> WORK TO COMPLETE
Each line that holds the word "Sensible" should be returned.
• • • •
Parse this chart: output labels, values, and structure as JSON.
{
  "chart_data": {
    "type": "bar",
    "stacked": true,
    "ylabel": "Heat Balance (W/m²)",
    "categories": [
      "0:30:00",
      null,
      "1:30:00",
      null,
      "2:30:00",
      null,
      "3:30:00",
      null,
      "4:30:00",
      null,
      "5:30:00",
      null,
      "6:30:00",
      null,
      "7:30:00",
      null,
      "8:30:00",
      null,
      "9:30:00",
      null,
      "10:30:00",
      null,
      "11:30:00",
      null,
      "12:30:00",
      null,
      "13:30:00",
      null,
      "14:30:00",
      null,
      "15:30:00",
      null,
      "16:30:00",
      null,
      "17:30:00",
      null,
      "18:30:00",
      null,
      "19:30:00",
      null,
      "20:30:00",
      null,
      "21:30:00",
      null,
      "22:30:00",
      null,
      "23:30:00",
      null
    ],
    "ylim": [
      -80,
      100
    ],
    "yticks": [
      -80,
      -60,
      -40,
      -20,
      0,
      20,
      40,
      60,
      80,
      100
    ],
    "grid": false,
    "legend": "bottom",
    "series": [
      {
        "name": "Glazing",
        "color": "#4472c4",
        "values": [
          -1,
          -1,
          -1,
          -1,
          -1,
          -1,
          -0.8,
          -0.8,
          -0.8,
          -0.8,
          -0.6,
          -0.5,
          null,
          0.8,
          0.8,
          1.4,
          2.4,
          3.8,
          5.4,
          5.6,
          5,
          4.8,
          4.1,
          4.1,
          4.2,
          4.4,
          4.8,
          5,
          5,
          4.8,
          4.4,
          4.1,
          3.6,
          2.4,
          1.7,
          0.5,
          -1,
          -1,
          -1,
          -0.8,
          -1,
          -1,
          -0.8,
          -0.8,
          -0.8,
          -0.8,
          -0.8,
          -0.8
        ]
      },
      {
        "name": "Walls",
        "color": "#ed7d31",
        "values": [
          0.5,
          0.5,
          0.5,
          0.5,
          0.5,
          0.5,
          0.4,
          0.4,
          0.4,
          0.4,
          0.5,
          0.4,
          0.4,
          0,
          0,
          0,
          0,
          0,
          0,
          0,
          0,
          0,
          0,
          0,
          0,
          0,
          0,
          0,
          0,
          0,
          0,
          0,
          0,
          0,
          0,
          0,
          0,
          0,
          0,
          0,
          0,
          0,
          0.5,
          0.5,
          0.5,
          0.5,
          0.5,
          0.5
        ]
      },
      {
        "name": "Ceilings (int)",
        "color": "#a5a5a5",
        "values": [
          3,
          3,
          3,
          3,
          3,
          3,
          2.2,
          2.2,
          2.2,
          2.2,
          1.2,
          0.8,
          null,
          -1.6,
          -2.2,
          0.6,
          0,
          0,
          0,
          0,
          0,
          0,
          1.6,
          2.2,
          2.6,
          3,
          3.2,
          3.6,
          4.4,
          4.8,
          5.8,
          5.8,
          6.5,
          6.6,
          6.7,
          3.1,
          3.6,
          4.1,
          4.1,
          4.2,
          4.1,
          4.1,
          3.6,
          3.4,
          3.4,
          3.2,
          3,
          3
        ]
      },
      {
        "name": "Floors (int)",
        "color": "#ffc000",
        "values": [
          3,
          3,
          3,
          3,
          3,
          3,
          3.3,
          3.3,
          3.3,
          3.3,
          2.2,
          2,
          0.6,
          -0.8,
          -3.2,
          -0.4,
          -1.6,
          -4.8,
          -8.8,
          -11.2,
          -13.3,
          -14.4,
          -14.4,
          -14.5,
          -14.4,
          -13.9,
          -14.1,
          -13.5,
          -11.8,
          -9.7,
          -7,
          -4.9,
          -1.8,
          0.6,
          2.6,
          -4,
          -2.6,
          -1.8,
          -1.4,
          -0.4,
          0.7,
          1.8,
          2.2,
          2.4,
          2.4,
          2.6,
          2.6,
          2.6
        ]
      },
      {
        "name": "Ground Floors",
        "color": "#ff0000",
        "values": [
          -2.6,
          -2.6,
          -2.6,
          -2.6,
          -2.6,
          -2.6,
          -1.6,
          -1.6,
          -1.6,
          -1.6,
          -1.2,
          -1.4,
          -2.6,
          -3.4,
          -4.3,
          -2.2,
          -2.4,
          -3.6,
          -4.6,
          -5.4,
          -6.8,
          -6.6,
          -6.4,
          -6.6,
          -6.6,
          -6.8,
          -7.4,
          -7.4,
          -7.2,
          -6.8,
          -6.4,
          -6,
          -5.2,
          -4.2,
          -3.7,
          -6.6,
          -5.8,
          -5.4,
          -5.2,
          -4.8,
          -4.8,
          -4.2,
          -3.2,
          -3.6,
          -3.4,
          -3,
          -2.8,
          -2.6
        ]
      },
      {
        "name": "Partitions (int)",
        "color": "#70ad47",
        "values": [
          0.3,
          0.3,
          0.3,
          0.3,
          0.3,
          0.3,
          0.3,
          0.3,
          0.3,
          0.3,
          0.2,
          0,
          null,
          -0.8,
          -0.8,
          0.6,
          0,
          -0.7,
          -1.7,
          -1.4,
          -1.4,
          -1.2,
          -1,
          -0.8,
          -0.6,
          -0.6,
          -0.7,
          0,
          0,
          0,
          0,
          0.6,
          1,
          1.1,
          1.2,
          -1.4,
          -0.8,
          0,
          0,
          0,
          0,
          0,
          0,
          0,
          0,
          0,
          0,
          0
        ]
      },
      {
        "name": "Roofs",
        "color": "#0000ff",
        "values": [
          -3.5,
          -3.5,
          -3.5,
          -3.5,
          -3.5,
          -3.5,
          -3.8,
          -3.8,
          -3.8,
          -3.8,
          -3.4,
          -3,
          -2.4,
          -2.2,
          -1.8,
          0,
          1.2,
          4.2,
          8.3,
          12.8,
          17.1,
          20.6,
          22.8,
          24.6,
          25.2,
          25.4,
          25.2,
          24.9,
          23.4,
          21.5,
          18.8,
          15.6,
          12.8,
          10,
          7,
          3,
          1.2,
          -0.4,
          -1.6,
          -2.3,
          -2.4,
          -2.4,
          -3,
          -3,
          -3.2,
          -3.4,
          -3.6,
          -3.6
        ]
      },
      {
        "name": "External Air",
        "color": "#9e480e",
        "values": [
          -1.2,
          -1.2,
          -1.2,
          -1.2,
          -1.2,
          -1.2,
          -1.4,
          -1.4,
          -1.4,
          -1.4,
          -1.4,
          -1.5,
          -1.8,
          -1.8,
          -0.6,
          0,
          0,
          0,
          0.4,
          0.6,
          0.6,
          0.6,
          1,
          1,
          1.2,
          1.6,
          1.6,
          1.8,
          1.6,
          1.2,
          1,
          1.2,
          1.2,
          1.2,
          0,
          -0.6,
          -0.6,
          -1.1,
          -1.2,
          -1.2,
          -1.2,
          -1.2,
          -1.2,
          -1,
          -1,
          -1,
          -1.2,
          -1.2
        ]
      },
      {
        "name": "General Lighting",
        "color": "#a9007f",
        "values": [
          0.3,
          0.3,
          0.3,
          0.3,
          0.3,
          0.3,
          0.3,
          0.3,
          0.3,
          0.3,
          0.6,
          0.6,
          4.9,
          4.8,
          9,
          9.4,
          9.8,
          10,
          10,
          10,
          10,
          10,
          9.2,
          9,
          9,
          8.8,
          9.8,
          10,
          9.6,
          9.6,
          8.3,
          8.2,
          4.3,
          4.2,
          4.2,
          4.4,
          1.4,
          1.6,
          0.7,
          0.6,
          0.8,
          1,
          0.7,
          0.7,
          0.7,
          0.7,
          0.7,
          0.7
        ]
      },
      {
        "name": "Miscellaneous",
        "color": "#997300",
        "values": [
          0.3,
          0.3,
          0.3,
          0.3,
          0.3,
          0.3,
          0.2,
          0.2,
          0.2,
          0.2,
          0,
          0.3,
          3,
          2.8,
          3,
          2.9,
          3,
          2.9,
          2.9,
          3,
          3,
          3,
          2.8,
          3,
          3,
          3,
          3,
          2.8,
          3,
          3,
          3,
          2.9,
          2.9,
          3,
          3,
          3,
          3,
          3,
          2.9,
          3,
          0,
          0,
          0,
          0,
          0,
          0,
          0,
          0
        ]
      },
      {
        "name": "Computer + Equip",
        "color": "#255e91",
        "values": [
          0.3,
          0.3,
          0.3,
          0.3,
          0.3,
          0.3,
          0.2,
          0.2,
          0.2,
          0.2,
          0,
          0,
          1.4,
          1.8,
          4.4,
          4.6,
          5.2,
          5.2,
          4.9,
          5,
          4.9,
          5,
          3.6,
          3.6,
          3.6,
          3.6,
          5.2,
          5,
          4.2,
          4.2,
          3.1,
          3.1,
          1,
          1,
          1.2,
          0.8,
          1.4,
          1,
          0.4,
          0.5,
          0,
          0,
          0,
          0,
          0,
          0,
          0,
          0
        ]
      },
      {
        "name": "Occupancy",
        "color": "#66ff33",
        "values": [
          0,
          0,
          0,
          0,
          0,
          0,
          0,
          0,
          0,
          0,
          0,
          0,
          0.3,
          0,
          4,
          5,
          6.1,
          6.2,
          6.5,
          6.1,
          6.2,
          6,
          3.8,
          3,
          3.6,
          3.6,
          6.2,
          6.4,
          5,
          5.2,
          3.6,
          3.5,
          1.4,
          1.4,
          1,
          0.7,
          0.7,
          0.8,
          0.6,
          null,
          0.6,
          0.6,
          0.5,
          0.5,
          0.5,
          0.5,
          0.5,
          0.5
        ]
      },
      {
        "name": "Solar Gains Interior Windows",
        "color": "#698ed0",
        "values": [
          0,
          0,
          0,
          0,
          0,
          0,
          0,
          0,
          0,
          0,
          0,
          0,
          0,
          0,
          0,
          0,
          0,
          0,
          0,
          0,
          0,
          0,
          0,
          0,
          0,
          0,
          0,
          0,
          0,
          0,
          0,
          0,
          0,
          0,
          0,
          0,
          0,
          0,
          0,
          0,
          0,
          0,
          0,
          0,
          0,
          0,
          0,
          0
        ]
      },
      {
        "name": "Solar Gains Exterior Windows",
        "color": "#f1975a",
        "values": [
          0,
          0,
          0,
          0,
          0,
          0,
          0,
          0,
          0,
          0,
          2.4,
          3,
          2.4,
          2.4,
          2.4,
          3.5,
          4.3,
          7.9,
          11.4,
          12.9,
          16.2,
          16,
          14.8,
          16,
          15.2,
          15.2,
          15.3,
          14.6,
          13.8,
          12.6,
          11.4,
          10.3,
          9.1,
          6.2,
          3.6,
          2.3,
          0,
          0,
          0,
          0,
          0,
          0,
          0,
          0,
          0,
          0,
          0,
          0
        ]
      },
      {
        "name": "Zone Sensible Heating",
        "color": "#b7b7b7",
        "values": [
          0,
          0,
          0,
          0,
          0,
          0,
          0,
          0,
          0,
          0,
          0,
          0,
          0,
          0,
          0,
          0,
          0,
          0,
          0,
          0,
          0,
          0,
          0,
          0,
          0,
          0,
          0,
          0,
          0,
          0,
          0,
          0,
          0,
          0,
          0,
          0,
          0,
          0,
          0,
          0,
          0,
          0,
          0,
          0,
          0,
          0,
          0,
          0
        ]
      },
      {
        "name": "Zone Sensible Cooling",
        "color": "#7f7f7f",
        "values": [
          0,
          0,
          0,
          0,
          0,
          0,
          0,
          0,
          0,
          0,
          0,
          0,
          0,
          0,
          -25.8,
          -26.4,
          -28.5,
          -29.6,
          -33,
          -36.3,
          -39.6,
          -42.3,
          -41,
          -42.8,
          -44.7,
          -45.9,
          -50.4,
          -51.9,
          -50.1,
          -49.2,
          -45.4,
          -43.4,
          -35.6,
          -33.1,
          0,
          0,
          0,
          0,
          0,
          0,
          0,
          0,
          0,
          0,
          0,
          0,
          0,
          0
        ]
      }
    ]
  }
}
• • • •
> EXERCISE SOLUTION
        "name": "Zone Sensible Heating",
        "name": "Zone Sensible Cooling",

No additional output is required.